Data listing:
++++++++

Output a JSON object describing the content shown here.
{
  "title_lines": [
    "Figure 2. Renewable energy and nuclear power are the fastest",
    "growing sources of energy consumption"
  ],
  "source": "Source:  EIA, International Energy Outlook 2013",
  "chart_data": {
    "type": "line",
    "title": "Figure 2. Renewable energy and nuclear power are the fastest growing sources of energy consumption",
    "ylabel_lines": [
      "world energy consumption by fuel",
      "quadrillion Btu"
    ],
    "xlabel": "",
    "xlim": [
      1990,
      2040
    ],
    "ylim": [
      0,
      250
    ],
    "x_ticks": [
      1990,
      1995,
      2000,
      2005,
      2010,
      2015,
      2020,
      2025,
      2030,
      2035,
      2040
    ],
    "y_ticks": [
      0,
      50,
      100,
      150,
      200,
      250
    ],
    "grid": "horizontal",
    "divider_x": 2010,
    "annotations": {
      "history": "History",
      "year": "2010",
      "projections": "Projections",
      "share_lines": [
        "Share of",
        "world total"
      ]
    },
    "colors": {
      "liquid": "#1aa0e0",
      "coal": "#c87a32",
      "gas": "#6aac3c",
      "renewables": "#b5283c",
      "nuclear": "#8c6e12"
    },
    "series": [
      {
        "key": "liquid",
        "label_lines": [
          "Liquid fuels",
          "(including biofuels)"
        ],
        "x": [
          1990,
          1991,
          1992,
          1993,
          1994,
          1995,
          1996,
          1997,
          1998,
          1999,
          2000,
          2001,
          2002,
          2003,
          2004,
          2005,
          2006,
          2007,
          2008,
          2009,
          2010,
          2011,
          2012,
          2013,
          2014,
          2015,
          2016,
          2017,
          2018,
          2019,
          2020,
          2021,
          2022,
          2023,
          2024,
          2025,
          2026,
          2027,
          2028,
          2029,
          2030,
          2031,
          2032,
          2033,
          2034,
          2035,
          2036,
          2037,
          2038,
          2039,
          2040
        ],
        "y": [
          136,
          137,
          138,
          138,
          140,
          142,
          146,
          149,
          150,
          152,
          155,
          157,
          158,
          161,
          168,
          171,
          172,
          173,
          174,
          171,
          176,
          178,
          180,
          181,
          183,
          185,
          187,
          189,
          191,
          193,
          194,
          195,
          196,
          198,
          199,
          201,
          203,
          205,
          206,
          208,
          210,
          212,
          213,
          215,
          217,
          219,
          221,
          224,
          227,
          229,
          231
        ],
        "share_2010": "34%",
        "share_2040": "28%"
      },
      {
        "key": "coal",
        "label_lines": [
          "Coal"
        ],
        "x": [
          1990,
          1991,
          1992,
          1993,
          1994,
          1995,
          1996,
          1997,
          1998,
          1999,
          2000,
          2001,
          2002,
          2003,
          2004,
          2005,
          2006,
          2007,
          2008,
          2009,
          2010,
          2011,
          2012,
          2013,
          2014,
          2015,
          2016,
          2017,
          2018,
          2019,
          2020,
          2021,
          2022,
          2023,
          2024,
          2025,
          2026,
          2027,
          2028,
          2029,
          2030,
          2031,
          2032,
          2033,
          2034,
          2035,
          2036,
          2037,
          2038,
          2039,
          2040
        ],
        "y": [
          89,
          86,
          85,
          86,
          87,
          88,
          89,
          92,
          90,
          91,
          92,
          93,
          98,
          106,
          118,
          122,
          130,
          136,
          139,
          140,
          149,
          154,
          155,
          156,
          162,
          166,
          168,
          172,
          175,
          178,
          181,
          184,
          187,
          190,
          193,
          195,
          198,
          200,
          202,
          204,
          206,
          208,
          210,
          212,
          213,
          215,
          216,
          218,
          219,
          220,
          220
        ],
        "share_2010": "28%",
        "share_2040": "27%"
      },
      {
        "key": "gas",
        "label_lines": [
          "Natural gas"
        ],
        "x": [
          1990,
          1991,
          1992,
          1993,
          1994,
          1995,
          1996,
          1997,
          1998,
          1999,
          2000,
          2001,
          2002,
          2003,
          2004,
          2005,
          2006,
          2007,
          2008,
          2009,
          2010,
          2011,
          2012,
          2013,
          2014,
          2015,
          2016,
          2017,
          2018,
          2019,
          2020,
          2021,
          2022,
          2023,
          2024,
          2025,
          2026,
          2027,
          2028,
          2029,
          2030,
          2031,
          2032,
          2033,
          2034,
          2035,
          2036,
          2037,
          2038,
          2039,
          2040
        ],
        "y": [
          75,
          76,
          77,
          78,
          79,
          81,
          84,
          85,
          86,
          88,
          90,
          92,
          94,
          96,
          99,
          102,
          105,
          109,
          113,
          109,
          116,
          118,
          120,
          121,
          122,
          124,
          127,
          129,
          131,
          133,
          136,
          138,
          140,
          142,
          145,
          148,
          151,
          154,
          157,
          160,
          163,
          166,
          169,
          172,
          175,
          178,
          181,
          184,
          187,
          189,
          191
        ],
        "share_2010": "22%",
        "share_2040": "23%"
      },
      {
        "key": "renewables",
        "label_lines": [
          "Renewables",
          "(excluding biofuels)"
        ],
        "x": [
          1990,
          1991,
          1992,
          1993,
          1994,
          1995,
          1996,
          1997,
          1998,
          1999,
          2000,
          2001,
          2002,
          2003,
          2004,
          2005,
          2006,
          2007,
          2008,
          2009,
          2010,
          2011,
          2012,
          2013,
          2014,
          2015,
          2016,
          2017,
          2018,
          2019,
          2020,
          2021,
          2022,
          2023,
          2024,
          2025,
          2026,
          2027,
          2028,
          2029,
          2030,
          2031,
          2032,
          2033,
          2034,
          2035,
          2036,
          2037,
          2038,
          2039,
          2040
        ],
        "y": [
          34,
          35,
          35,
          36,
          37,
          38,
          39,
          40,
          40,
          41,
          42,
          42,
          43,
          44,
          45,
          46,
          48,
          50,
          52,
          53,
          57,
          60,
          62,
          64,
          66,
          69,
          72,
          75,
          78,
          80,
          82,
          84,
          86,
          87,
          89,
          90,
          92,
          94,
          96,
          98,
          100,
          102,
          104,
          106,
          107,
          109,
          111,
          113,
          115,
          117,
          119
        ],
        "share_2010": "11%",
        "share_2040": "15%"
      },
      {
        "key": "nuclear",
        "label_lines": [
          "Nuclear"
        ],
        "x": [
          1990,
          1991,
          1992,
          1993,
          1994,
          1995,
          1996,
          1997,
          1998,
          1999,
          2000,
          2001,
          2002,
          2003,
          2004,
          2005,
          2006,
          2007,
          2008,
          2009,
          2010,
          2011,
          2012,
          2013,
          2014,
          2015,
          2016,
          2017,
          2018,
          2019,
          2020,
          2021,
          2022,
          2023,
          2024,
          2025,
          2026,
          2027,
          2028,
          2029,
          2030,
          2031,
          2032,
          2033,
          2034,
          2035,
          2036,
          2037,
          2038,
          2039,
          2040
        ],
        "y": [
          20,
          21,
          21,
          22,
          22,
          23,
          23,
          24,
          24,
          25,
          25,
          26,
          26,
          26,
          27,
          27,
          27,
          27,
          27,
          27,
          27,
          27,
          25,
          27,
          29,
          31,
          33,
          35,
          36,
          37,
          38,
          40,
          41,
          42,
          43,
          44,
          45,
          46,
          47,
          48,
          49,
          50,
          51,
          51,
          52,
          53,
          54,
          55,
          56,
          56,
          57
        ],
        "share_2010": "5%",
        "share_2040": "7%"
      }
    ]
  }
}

++++++++

» Exercise aim: Search the records for the word "Figure" and copy every line where it occurs.

» Exercise answer:
    "Figure 2. Renewable energy and nuclear power are the fastest",
    "title": "Figure 2. Renewable energy and nuclear power are the fastest growing sources of energy consumption",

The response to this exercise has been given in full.